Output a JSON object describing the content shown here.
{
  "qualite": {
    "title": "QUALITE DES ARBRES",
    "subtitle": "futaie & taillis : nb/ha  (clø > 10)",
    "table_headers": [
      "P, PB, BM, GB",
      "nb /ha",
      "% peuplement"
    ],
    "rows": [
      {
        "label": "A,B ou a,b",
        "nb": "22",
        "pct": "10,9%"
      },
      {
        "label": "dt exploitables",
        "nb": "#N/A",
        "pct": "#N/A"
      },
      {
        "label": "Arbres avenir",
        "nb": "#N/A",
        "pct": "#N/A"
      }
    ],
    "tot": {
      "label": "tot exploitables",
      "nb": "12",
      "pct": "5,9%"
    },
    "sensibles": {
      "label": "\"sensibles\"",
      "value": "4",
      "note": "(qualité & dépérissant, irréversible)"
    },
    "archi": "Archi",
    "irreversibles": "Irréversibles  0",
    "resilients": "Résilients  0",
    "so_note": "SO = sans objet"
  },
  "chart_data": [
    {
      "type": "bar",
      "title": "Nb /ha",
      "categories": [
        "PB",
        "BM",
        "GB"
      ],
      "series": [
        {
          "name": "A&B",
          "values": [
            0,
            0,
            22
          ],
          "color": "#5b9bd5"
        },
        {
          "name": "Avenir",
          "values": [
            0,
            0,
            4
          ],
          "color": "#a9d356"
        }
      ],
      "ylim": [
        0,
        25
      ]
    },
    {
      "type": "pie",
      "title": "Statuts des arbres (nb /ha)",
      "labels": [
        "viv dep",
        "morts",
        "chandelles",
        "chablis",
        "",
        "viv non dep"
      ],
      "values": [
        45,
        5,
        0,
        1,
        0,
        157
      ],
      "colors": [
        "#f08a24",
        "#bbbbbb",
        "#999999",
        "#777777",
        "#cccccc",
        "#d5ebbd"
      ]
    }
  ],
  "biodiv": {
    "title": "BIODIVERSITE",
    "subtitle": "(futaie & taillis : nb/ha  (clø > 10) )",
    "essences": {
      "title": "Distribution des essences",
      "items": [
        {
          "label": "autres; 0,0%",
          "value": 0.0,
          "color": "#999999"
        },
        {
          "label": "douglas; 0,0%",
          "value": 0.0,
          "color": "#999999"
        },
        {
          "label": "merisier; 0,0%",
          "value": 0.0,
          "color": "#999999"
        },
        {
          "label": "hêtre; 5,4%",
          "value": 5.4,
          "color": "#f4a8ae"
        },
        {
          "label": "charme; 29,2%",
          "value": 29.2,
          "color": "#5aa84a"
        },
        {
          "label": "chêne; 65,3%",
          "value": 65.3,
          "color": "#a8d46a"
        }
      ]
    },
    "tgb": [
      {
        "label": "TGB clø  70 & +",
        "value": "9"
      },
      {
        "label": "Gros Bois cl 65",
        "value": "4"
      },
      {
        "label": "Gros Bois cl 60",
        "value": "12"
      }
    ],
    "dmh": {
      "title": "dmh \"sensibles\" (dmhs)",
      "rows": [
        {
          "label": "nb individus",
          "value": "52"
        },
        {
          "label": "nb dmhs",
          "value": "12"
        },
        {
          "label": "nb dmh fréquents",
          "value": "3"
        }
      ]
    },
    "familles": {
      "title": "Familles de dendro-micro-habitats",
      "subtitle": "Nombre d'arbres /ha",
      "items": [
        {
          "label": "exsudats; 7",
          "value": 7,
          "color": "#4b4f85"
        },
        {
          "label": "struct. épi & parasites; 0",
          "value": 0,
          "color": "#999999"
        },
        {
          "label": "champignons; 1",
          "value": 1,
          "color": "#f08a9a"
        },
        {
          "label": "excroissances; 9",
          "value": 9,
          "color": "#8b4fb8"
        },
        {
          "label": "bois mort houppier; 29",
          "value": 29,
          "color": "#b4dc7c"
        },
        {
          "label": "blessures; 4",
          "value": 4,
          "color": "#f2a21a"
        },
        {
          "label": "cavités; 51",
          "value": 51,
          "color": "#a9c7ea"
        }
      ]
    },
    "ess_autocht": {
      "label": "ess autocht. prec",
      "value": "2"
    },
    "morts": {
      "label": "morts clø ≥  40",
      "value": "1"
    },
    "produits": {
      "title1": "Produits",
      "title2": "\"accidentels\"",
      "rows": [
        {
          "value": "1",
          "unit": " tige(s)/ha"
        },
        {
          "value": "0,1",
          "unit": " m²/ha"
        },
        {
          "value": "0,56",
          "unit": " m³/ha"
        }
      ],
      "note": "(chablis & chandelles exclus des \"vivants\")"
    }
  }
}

= = = =

What to work on
Give the count of lines holding the word "sensibles", with no other words.

Result of this exercise
3